What to work on - Exclude the pictures, then copy all remaining records exactly.

Records supplied -
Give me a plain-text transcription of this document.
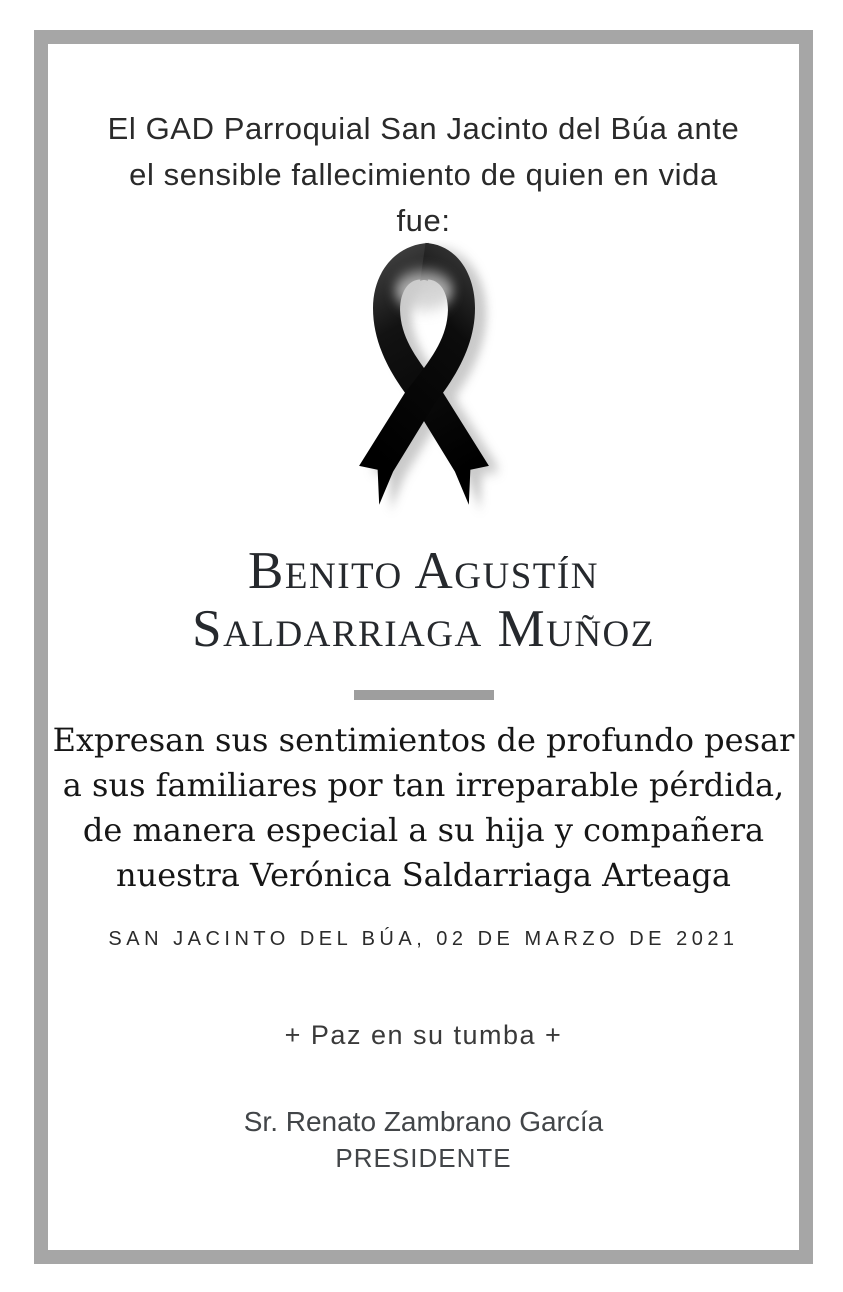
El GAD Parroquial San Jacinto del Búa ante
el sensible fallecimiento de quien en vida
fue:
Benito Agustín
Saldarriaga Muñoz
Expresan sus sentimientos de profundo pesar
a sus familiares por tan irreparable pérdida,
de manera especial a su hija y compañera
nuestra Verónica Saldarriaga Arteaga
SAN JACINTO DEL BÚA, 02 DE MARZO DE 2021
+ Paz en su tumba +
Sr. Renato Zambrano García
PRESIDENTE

Full answer -
Give me a plain-text transcription of this document.
El GAD Parroquial San Jacinto del Búa ante
el sensible fallecimiento de quien en vida
fue:
Benito Agustín
Saldarriaga Muñoz
Expresan sus sentimientos de profundo pesar
a sus familiares por tan irreparable pérdida,
de manera especial a su hija y compañera
nuestra Verónica Saldarriaga Arteaga
SAN JACINTO DEL BÚA, 02 DE MARZO DE 2021
+ Paz en su tumba +
Sr. Renato Zambrano García
PRESIDENTE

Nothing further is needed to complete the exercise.